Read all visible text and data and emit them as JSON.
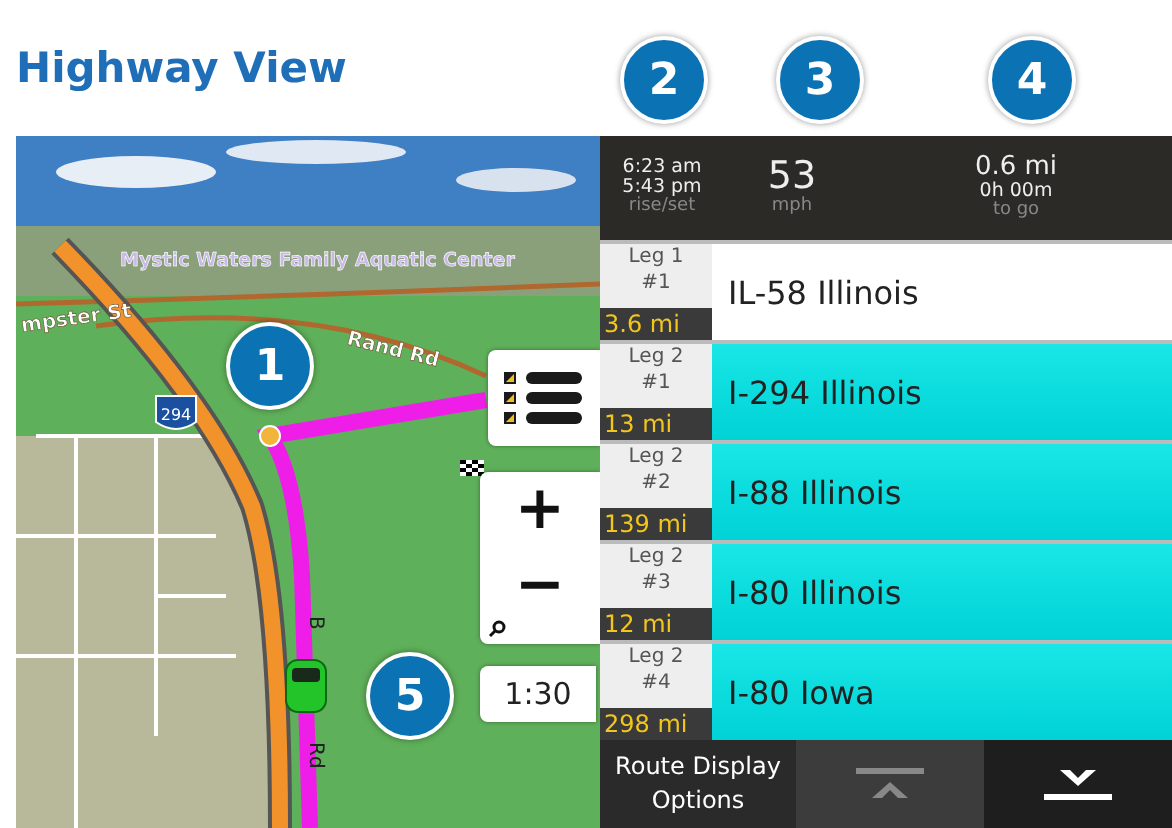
{
  "title": "Highway View",
  "callouts": [
    {
      "number": "1"
    },
    {
      "number": "2"
    },
    {
      "number": "3"
    },
    {
      "number": "4"
    },
    {
      "number": "5"
    }
  ],
  "map": {
    "labels": [
      "Mystic Waters Family Aquatic Center",
      "mpster St",
      "Rand Rd"
    ],
    "shield": "294",
    "route_road": [
      "B",
      "Rd"
    ]
  },
  "zoom": {
    "in": "+",
    "out": "−",
    "scale": "1:30"
  },
  "trip": {
    "rise": "6:23 am",
    "set": "5:43 pm",
    "rise_set_label": "rise/set",
    "speed": "53",
    "speed_unit": "mph",
    "distance": "0.6 mi",
    "time": "0h 00m",
    "to_go_label": "to go"
  },
  "legs": [
    {
      "leg": "Leg 1",
      "step": "#1",
      "distance": "3.6 mi",
      "road": "IL-58 Illinois",
      "highlighted": false
    },
    {
      "leg": "Leg 2",
      "step": "#1",
      "distance": "13 mi",
      "road": "I-294 Illinois",
      "highlighted": true
    },
    {
      "leg": "Leg 2",
      "step": "#2",
      "distance": "139 mi",
      "road": "I-88 Illinois",
      "highlighted": true
    },
    {
      "leg": "Leg 2",
      "step": "#3",
      "distance": "12 mi",
      "road": "I-80 Illinois",
      "highlighted": true
    },
    {
      "leg": "Leg 2",
      "step": "#4",
      "distance": "298 mi",
      "road": "I-80 Iowa",
      "highlighted": true
    }
  ],
  "footer": {
    "options_label": "Route Display Options",
    "scroll_up_disabled": true,
    "scroll_down_disabled": false
  }
}
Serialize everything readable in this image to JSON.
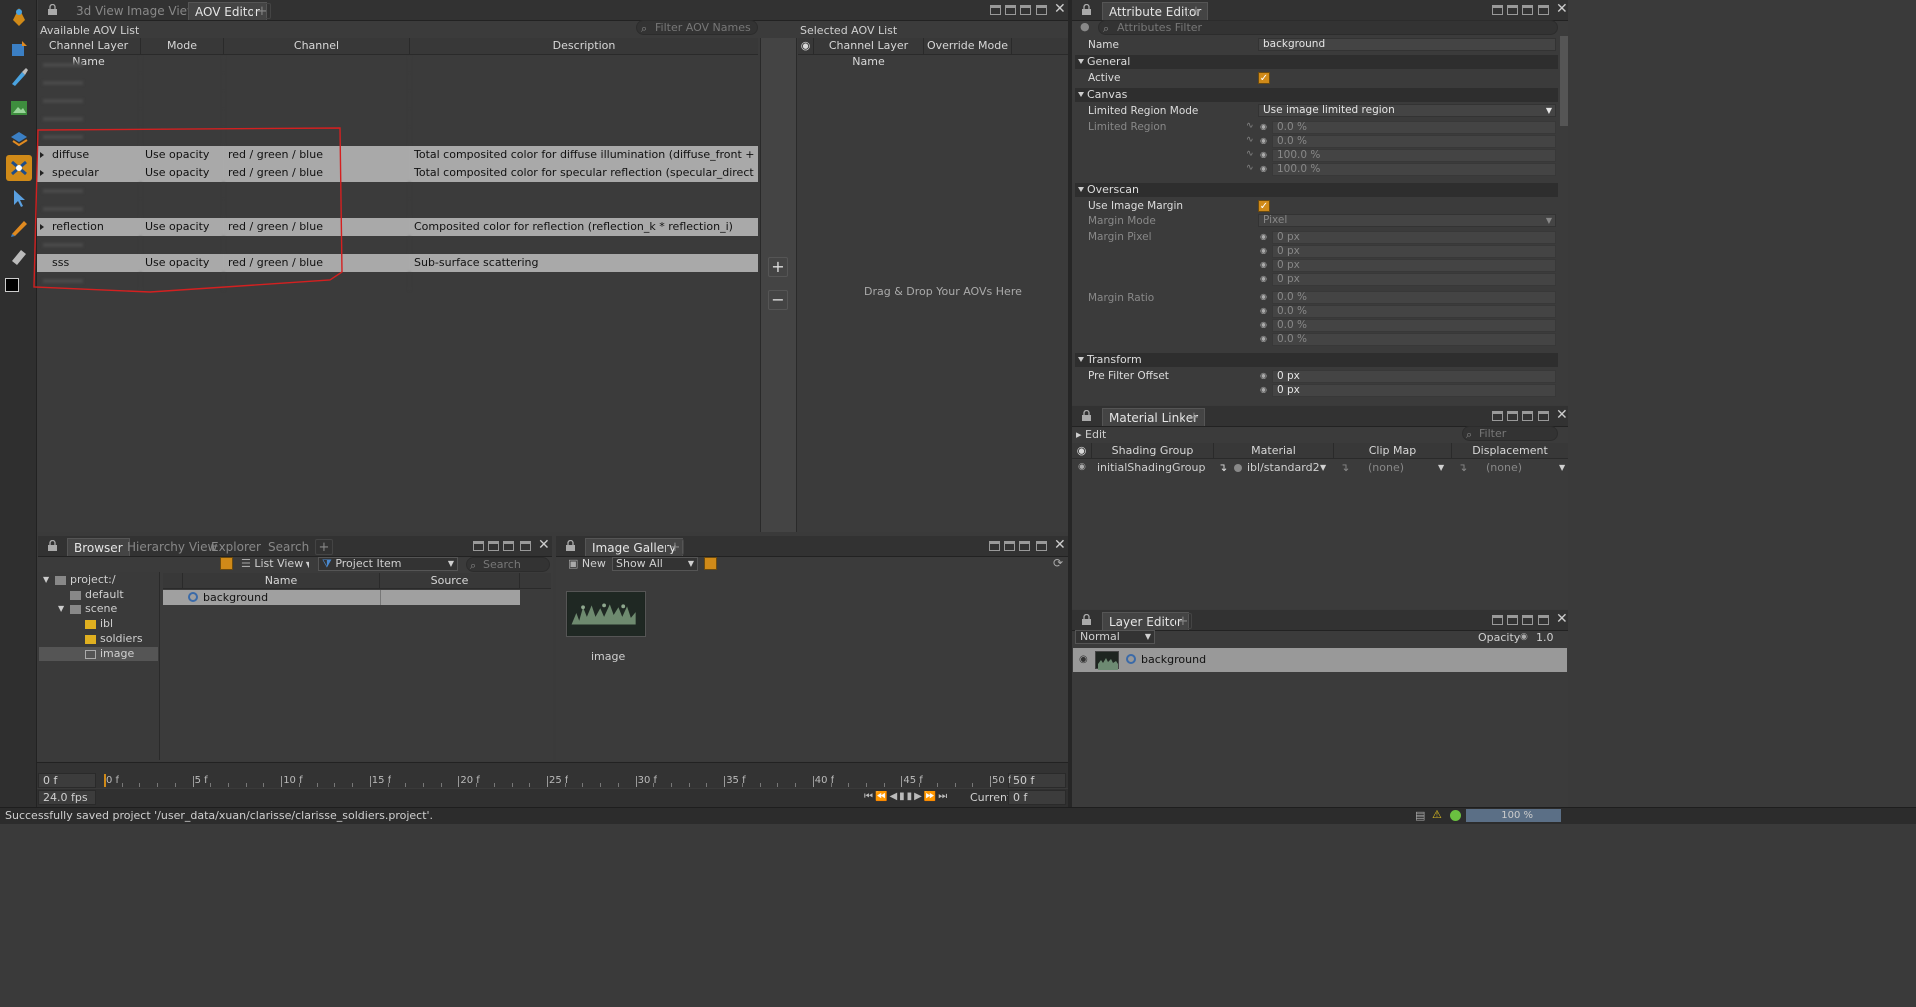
{
  "toolbar": {
    "tools": [
      "clarisse-logo-icon",
      "transform-icon",
      "brush-icon",
      "image-icon",
      "layer-icon",
      "paint-icon",
      "select-arrow-icon",
      "pen-icon",
      "eraser-icon",
      "color-swatch-icon"
    ]
  },
  "top_left_tabs": [
    "3d View",
    "Image View",
    "AOV Editor"
  ],
  "aov": {
    "available_title": "Available AOV List",
    "filter_placeholder": "Filter AOV Names",
    "columns": [
      "Channel Layer Name",
      "Mode",
      "Channel",
      "Description"
    ],
    "rows": [
      {
        "name": "",
        "mode": "",
        "channel": "",
        "desc": "",
        "dim": true
      },
      {
        "name": "",
        "mode": "",
        "channel": "",
        "desc": "",
        "dim": true
      },
      {
        "name": "",
        "mode": "",
        "channel": "",
        "desc": "",
        "dim": true
      },
      {
        "name": "",
        "mode": "",
        "channel": "",
        "desc": "",
        "dim": true
      },
      {
        "name": "",
        "mode": "",
        "channel": "",
        "desc": "",
        "dim": true
      },
      {
        "name": "diffuse",
        "mode": "Use opacity",
        "channel": "red / green / blue",
        "desc": "Total composited color for diffuse illumination (diffuse_front + diffuse_...",
        "sel": true,
        "expand": true
      },
      {
        "name": "specular",
        "mode": "Use opacity",
        "channel": "red / green / blue",
        "desc": "Total composited color for specular reflection (specular_direct + specul...",
        "sel": true,
        "expand": true
      },
      {
        "name": "",
        "mode": "",
        "channel": "",
        "desc": "",
        "dim": true
      },
      {
        "name": "",
        "mode": "",
        "channel": "",
        "desc": "",
        "dim": true
      },
      {
        "name": "reflection",
        "mode": "Use opacity",
        "channel": "red / green / blue",
        "desc": "Composited color for reflection (reflection_k * reflection_i)",
        "sel": true,
        "expand": true
      },
      {
        "name": "",
        "mode": "",
        "channel": "",
        "desc": "",
        "dim": true
      },
      {
        "name": "sss",
        "mode": "Use opacity",
        "channel": "red / green / blue",
        "desc": "Sub-surface scattering",
        "sel": true,
        "expand": false
      },
      {
        "name": "",
        "mode": "",
        "channel": "",
        "desc": "",
        "dim": true
      }
    ],
    "selected_title": "Selected AOV List",
    "selected_columns": [
      "Channel Layer Name",
      "Override Mode"
    ],
    "drop_hint": "Drag & Drop Your AOVs Here"
  },
  "attr": {
    "tab": "Attribute Editor",
    "filter_placeholder": "Attributes Filter",
    "name_label": "Name",
    "name_value": "background",
    "sections": {
      "general": "General",
      "canvas": "Canvas",
      "overscan": "Overscan",
      "transform": "Transform"
    },
    "active_label": "Active",
    "limited_mode_label": "Limited Region Mode",
    "limited_mode_value": "Use image limited region",
    "limited_region_label": "Limited Region",
    "limited_region_values": [
      "0.0 %",
      "0.0 %",
      "100.0 %",
      "100.0 %"
    ],
    "use_margin_label": "Use Image Margin",
    "margin_mode_label": "Margin Mode",
    "margin_mode_value": "Pixel",
    "margin_pixel_label": "Margin Pixel",
    "margin_pixel_values": [
      "0 px",
      "0 px",
      "0 px",
      "0 px"
    ],
    "margin_ratio_label": "Margin Ratio",
    "margin_ratio_values": [
      "0.0 %",
      "0.0 %",
      "0.0 %",
      "0.0 %"
    ],
    "pre_filter_label": "Pre Filter Offset",
    "pre_filter_values": [
      "0 px",
      "0 px"
    ]
  },
  "material": {
    "tab": "Material Linker",
    "edit": "Edit",
    "filter_placeholder": "Filter",
    "columns": [
      "Shading Group",
      "Material",
      "Clip Map",
      "Displacement"
    ],
    "row": {
      "group": "initialShadingGroup",
      "material": "ibl/standard2",
      "clip": "(none)",
      "disp": "(none)"
    }
  },
  "browser": {
    "tabs": [
      "Browser",
      "Hierarchy View",
      "Explorer",
      "Search"
    ],
    "view": "List View",
    "item_type": "Project Item",
    "search_placeholder": "Search Items",
    "tree": [
      {
        "label": "project:/",
        "depth": 0
      },
      {
        "label": "default",
        "depth": 1
      },
      {
        "label": "scene",
        "depth": 1
      },
      {
        "label": "ibl",
        "depth": 2
      },
      {
        "label": "soldiers",
        "depth": 2
      },
      {
        "label": "image",
        "depth": 2
      }
    ],
    "columns": [
      "Name",
      "Source"
    ],
    "item": "background"
  },
  "gallery": {
    "tab": "Image Gallery",
    "new_label": "New",
    "show": "Show All",
    "thumb_label": "image"
  },
  "layer": {
    "tab": "Layer Editor",
    "blend": "Normal",
    "opacity_label": "Opacity",
    "opacity_value": "1.0",
    "layer_name": "background"
  },
  "timeline": {
    "start": "0 f",
    "end": "50 f",
    "ticks": [
      "0 f",
      "5 f",
      "10 f",
      "15 f",
      "20 f",
      "25 f",
      "30 f",
      "35 f",
      "40 f",
      "45 f",
      "50 f"
    ],
    "fps": "24.0 fps",
    "current_label": "Current",
    "current_value": "0 f"
  },
  "status": {
    "message": "Successfully saved project '/user_data/xuan/clarisse/clarisse_soldiers.project'.",
    "zoom": "100 %"
  },
  "colors": {
    "accent": "#d08a18",
    "annotation": "#d42020",
    "selection": "#a9a9a9"
  }
}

● The exercise: Work through the data and report how many of its lines hold the word "List", giving only the figure.

● Exercise result: 3